§ What is expected
Locate all lines with the word "flea" and copy them out.

## START Extracted entries

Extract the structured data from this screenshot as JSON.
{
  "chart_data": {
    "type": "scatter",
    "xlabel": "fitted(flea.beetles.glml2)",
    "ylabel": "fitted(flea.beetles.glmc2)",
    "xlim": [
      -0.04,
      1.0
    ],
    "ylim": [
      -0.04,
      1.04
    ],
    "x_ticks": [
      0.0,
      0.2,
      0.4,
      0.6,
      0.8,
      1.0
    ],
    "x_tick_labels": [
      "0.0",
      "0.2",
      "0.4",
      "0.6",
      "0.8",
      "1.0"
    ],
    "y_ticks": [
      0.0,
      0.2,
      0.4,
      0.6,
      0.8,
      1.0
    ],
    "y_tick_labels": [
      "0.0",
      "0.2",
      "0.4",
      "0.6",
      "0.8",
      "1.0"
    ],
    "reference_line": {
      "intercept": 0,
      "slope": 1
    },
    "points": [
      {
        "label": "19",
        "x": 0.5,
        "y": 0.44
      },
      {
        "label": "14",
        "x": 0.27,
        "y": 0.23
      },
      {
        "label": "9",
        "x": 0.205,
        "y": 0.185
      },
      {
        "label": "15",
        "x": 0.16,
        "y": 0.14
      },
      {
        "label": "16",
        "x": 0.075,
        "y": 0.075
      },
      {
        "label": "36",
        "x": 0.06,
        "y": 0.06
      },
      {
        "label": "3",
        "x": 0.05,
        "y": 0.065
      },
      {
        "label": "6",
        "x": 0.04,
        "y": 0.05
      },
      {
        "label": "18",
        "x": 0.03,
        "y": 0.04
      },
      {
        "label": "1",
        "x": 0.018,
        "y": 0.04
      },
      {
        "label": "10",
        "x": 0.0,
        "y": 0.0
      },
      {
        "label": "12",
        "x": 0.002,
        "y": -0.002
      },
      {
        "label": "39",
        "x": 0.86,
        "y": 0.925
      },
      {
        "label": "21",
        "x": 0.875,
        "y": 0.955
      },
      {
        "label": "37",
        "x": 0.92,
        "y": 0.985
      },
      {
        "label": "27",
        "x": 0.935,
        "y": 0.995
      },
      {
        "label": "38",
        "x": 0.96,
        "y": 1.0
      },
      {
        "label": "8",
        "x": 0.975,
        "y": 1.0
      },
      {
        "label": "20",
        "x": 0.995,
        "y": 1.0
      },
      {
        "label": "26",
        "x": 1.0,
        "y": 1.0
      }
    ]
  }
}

## END Extracted entries

§ Solution to the exercise
    "xlabel": "fitted(flea.beetles.glml2)",
    "ylabel": "fitted(flea.beetles.glmc2)",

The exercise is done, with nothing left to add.